** START **
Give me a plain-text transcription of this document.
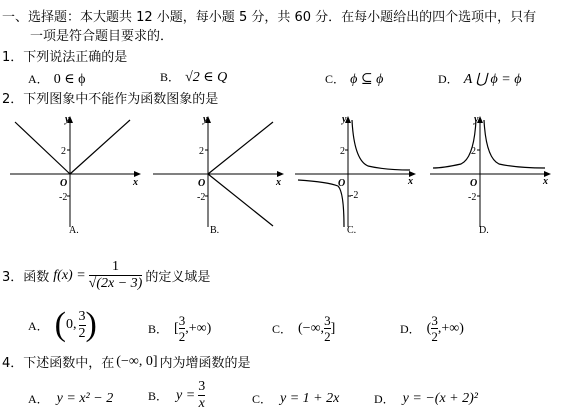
一、选择题：本大题共 12 小题，每小题 5 分，共 60 分．在每小题给出的四个选项中，只有
一项是符合题目要求的．
1．下列说法正确的是
A． 0 ∈ ϕ	B． √2 ∈ Q	C． ϕ ⊆ ϕ	D． A ⋃ ϕ = ϕ
2．下列图象中不能作为函数图象的是
y
x
O
2
-2
A.
y
x
O
2
-2
B.
y
x
O
2
-2
C.
y
x
O
2
-2
D.
3．函数 $f(x) = \frac{1}{√(2x - 3)}$ 的定义域是
A． ( 0, $\frac{3}{2}$ )	B． [ $\frac{3}{2}$ ,+∞)	C． (−∞, $\frac{3}{2}$ ]	D． ( $\frac{3}{2}$ ,+∞)
4．下述函数中，在 (−∞, 0] 内为增函数的是
A． y = x² − 2	B． $y = \frac{3}{x}$	C． y = 1 + 2x	D． y = −(x + 2)²
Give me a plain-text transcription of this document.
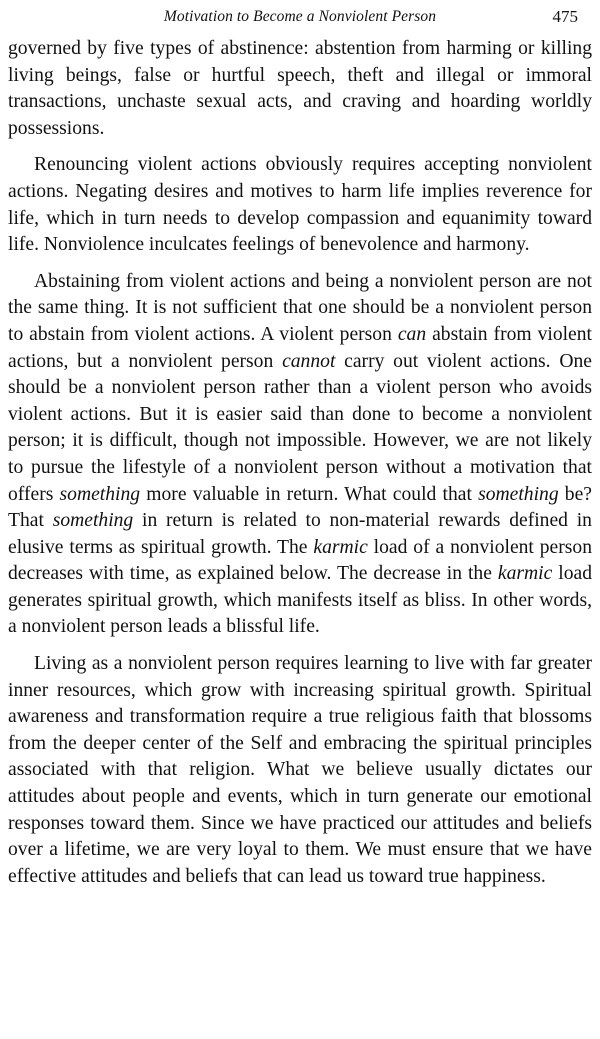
Motivation to Become a Nonviolent Person	475

governed by five types of abstinence: abstention from harming or killing living beings, false or hurtful speech, theft and illegal or immoral transactions, unchaste sexual acts, and craving and hoarding worldly possessions.

Renouncing violent actions obviously requires accepting nonviolent actions. Negating desires and motives to harm life implies reverence for life, which in turn needs to develop compassion and equanimity toward life. Nonviolence inculcates feelings of benevolence and harmony.

Abstaining from violent actions and being a nonviolent person are not the same thing. It is not sufficient that one should be a nonviolent person to abstain from violent actions. A violent person can abstain from violent actions, but a nonviolent person cannot carry out violent actions. One should be a nonviolent person rather than a violent person who avoids violent actions. But it is easier said than done to become a nonviolent person; it is difficult, though not impossible. However, we are not likely to pursue the lifestyle of a nonviolent person without a motivation that offers something more valuable in return. What could that something be? That something in return is related to non-material rewards defined in elusive terms as spiritual growth. The karmic load of a nonviolent person decreases with time, as explained below. The decrease in the karmic load generates spiritual growth, which manifests itself as bliss. In other words, a nonviolent person leads a blissful life.

Living as a nonviolent person requires learning to live with far greater inner resources, which grow with increasing spiritual growth. Spiritual awareness and transformation require a true religious faith that blossoms from the deeper center of the Self and embracing the spiritual principles associated with that religion. What we believe usually dictates our attitudes about people and events, which in turn generate our emotional responses toward them. Since we have practiced our attitudes and beliefs over a lifetime, we are very loyal to them. We must ensure that we have effective attitudes and beliefs that can lead us toward true happiness.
** END **
▸ WHAT NEEDS TO BE DONE
Copy the records above exactly, leaving out every picture.

▸ REPLY TO THE EXERCISE
Give me a plain-text transcription of this document.
一、选择题：本大题共 12 小题，每小题 5 分，共 60 分．在每小题给出的四个选项中，只有
一项是符合题目要求的．
1．下列说法正确的是
A． 0 ∈ ϕ	B． √2 ∈ Q	C． ϕ ⊆ ϕ	D． A ⋃ ϕ = ϕ
2．下列图象中不能作为函数图象的是
y
x
O
2
-2
A.
y
x
O
2
-2
B.
y
x
O
2
-2
C.
y
x
O
2
-2
D.
3．函数 $f(x) = \frac{1}{√(2x - 3)}$ 的定义域是
A． ( 0, $\frac{3}{2}$ )	B． [ $\frac{3}{2}$ ,+∞)	C． (−∞, $\frac{3}{2}$ ]	D． ( $\frac{3}{2}$ ,+∞)
4．下述函数中，在 (−∞, 0] 内为增函数的是
A． y = x² − 2	B． $y = \frac{3}{x}$	C． y = 1 + 2x	D． y = −(x + 2)²
Give me a plain-text transcription of this document.
Motivation to Become a Nonviolent Person	475

governed by five types of abstinence: abstention from harming or killing living beings, false or hurtful speech, theft and illegal or immoral transactions, unchaste sexual acts, and craving and hoarding worldly possessions.

Renouncing violent actions obviously requires accepting nonviolent actions. Negating desires and motives to harm life implies reverence for life, which in turn needs to develop compassion and equanimity toward life. Nonviolence inculcates feelings of benevolence and harmony.

Abstaining from violent actions and being a nonviolent person are not the same thing. It is not sufficient that one should be a nonviolent person to abstain from violent actions. A violent person can abstain from violent actions, but a nonviolent person cannot carry out violent actions. One should be a nonviolent person rather than a violent person who avoids violent actions. But it is easier said than done to become a nonviolent person; it is difficult, though not impossible. However, we are not likely to pursue the lifestyle of a nonviolent person without a motivation that offers something more valuable in return. What could that something be? That something in return is related to non-material rewards defined in elusive terms as spiritual growth. The karmic load of a nonviolent person decreases with time, as explained below. The decrease in the karmic load generates spiritual growth, which manifests itself as bliss. In other words, a nonviolent person leads a blissful life.

Living as a nonviolent person requires learning to live with far greater inner resources, which grow with increasing spiritual growth. Spiritual awareness and transformation require a true religious faith that blossoms from the deeper center of the Self and embracing the spiritual principles associated with that religion. What we believe usually dictates our attitudes about people and events, which in turn generate our emotional responses toward them. Since we have practiced our attitudes and beliefs over a lifetime, we are very loyal to them. We must ensure that we have effective attitudes and beliefs that can lead us toward true happiness.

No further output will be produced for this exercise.